▶ [RECORDED DATA]
------

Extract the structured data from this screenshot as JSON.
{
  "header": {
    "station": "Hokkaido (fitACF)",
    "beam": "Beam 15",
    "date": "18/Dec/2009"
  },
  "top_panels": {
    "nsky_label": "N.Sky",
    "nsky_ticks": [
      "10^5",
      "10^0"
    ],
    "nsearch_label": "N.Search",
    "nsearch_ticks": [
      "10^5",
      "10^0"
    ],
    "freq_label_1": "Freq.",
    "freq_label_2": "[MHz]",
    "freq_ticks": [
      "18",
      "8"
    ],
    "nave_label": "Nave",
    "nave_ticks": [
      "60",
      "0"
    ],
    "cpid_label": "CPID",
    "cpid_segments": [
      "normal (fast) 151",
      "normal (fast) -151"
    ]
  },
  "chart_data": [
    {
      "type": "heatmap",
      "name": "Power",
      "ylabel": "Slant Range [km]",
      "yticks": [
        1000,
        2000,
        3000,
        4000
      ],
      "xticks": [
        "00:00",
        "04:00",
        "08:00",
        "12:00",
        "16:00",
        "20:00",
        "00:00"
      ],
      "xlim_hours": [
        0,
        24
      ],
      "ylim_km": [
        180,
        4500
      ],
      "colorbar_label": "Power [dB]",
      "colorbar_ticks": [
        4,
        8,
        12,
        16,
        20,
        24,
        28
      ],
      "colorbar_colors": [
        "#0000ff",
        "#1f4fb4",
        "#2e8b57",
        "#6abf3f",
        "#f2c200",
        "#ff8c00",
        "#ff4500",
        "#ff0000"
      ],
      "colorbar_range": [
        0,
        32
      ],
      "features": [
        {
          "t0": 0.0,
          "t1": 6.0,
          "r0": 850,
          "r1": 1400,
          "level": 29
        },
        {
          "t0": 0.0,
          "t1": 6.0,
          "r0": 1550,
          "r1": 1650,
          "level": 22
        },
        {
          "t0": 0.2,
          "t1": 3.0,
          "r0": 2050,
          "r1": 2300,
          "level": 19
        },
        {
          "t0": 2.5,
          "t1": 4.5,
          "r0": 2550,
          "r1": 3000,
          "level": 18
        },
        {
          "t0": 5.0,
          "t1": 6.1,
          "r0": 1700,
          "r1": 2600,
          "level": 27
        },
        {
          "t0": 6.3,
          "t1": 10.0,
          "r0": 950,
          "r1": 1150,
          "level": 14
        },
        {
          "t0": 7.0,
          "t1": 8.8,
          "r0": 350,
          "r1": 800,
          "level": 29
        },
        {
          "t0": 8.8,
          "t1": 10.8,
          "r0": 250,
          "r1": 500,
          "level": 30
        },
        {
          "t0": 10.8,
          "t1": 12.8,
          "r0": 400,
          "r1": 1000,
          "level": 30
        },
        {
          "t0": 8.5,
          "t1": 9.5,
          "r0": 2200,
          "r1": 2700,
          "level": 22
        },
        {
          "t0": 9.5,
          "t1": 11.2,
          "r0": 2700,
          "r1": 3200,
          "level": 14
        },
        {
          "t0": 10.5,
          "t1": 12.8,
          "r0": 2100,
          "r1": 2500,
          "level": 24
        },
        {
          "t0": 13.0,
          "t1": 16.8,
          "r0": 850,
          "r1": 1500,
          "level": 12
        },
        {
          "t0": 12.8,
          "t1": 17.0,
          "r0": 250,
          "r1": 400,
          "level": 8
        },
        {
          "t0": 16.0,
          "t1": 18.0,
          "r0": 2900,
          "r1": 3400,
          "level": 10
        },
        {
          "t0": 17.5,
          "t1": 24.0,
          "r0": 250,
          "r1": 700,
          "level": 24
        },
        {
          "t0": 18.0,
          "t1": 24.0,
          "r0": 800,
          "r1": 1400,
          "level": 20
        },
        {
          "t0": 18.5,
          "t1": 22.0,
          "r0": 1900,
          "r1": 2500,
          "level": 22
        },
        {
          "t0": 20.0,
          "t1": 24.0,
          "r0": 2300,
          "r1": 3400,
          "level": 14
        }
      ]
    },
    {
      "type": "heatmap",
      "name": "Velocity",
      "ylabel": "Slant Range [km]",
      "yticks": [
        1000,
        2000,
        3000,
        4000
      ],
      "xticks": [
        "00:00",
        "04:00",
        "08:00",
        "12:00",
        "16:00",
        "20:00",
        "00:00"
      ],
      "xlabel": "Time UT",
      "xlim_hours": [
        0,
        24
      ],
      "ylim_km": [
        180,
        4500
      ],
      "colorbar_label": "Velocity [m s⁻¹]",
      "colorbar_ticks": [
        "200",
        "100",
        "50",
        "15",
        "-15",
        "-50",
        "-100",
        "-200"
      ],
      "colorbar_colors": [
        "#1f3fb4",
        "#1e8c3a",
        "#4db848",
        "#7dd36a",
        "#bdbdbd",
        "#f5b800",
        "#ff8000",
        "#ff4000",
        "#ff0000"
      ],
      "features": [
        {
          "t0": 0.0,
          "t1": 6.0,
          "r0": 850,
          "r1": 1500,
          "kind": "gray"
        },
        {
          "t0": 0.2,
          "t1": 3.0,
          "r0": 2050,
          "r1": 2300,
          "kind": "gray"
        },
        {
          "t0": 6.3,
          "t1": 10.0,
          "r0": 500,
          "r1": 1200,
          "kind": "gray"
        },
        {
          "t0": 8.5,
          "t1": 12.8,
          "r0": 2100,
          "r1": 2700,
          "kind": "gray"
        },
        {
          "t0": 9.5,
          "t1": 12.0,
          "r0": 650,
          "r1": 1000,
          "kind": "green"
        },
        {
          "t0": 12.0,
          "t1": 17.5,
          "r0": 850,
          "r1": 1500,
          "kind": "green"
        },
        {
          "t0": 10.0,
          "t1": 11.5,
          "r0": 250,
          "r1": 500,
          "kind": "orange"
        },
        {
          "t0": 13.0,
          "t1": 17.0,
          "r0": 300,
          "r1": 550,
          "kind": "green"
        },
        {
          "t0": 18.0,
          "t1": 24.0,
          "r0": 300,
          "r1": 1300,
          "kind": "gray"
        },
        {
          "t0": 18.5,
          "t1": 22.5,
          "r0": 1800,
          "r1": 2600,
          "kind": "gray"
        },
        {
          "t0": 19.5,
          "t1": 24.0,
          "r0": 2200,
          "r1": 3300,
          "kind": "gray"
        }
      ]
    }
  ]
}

------

All records above must be set down exactly, please.

Extract the structured data from this screenshot as JSON.
{
  "header": {
    "station": "Hokkaido (fitACF)",
    "beam": "Beam 15",
    "date": "18/Dec/2009"
  },
  "top_panels": {
    "nsky_label": "N.Sky",
    "nsky_ticks": [
      "10^5",
      "10^0"
    ],
    "nsearch_label": "N.Search",
    "nsearch_ticks": [
      "10^5",
      "10^0"
    ],
    "freq_label_1": "Freq.",
    "freq_label_2": "[MHz]",
    "freq_ticks": [
      "18",
      "8"
    ],
    "nave_label": "Nave",
    "nave_ticks": [
      "60",
      "0"
    ],
    "cpid_label": "CPID",
    "cpid_segments": [
      "normal (fast) 151",
      "normal (fast) -151"
    ]
  },
  "chart_data": [
    {
      "type": "heatmap",
      "name": "Power",
      "ylabel": "Slant Range [km]",
      "yticks": [
        1000,
        2000,
        3000,
        4000
      ],
      "xticks": [
        "00:00",
        "04:00",
        "08:00",
        "12:00",
        "16:00",
        "20:00",
        "00:00"
      ],
      "xlim_hours": [
        0,
        24
      ],
      "ylim_km": [
        180,
        4500
      ],
      "colorbar_label": "Power [dB]",
      "colorbar_ticks": [
        4,
        8,
        12,
        16,
        20,
        24,
        28
      ],
      "colorbar_colors": [
        "#0000ff",
        "#1f4fb4",
        "#2e8b57",
        "#6abf3f",
        "#f2c200",
        "#ff8c00",
        "#ff4500",
        "#ff0000"
      ],
      "colorbar_range": [
        0,
        32
      ],
      "features": [
        {
          "t0": 0.0,
          "t1": 6.0,
          "r0": 850,
          "r1": 1400,
          "level": 29
        },
        {
          "t0": 0.0,
          "t1": 6.0,
          "r0": 1550,
          "r1": 1650,
          "level": 22
        },
        {
          "t0": 0.2,
          "t1": 3.0,
          "r0": 2050,
          "r1": 2300,
          "level": 19
        },
        {
          "t0": 2.5,
          "t1": 4.5,
          "r0": 2550,
          "r1": 3000,
          "level": 18
        },
        {
          "t0": 5.0,
          "t1": 6.1,
          "r0": 1700,
          "r1": 2600,
          "level": 27
        },
        {
          "t0": 6.3,
          "t1": 10.0,
          "r0": 950,
          "r1": 1150,
          "level": 14
        },
        {
          "t0": 7.0,
          "t1": 8.8,
          "r0": 350,
          "r1": 800,
          "level": 29
        },
        {
          "t0": 8.8,
          "t1": 10.8,
          "r0": 250,
          "r1": 500,
          "level": 30
        },
        {
          "t0": 10.8,
          "t1": 12.8,
          "r0": 400,
          "r1": 1000,
          "level": 30
        },
        {
          "t0": 8.5,
          "t1": 9.5,
          "r0": 2200,
          "r1": 2700,
          "level": 22
        },
        {
          "t0": 9.5,
          "t1": 11.2,
          "r0": 2700,
          "r1": 3200,
          "level": 14
        },
        {
          "t0": 10.5,
          "t1": 12.8,
          "r0": 2100,
          "r1": 2500,
          "level": 24
        },
        {
          "t0": 13.0,
          "t1": 16.8,
          "r0": 850,
          "r1": 1500,
          "level": 12
        },
        {
          "t0": 12.8,
          "t1": 17.0,
          "r0": 250,
          "r1": 400,
          "level": 8
        },
        {
          "t0": 16.0,
          "t1": 18.0,
          "r0": 2900,
          "r1": 3400,
          "level": 10
        },
        {
          "t0": 17.5,
          "t1": 24.0,
          "r0": 250,
          "r1": 700,
          "level": 24
        },
        {
          "t0": 18.0,
          "t1": 24.0,
          "r0": 800,
          "r1": 1400,
          "level": 20
        },
        {
          "t0": 18.5,
          "t1": 22.0,
          "r0": 1900,
          "r1": 2500,
          "level": 22
        },
        {
          "t0": 20.0,
          "t1": 24.0,
          "r0": 2300,
          "r1": 3400,
          "level": 14
        }
      ]
    },
    {
      "type": "heatmap",
      "name": "Velocity",
      "ylabel": "Slant Range [km]",
      "yticks": [
        1000,
        2000,
        3000,
        4000
      ],
      "xticks": [
        "00:00",
        "04:00",
        "08:00",
        "12:00",
        "16:00",
        "20:00",
        "00:00"
      ],
      "xlabel": "Time UT",
      "xlim_hours": [
        0,
        24
      ],
      "ylim_km": [
        180,
        4500
      ],
      "colorbar_label": "Velocity [m s⁻¹]",
      "colorbar_ticks": [
        "200",
        "100",
        "50",
        "15",
        "-15",
        "-50",
        "-100",
        "-200"
      ],
      "colorbar_colors": [
        "#1f3fb4",
        "#1e8c3a",
        "#4db848",
        "#7dd36a",
        "#bdbdbd",
        "#f5b800",
        "#ff8000",
        "#ff4000",
        "#ff0000"
      ],
      "features": [
        {
          "t0": 0.0,
          "t1": 6.0,
          "r0": 850,
          "r1": 1500,
          "kind": "gray"
        },
        {
          "t0": 0.2,
          "t1": 3.0,
          "r0": 2050,
          "r1": 2300,
          "kind": "gray"
        },
        {
          "t0": 6.3,
          "t1": 10.0,
          "r0": 500,
          "r1": 1200,
          "kind": "gray"
        },
        {
          "t0": 8.5,
          "t1": 12.8,
          "r0": 2100,
          "r1": 2700,
          "kind": "gray"
        },
        {
          "t0": 9.5,
          "t1": 12.0,
          "r0": 650,
          "r1": 1000,
          "kind": "green"
        },
        {
          "t0": 12.0,
          "t1": 17.5,
          "r0": 850,
          "r1": 1500,
          "kind": "green"
        },
        {
          "t0": 10.0,
          "t1": 11.5,
          "r0": 250,
          "r1": 500,
          "kind": "orange"
        },
        {
          "t0": 13.0,
          "t1": 17.0,
          "r0": 300,
          "r1": 550,
          "kind": "green"
        },
        {
          "t0": 18.0,
          "t1": 24.0,
          "r0": 300,
          "r1": 1300,
          "kind": "gray"
        },
        {
          "t0": 18.5,
          "t1": 22.5,
          "r0": 1800,
          "r1": 2600,
          "kind": "gray"
        },
        {
          "t0": 19.5,
          "t1": 24.0,
          "r0": 2200,
          "r1": 3300,
          "kind": "gray"
        }
      ]
    }
  ]
}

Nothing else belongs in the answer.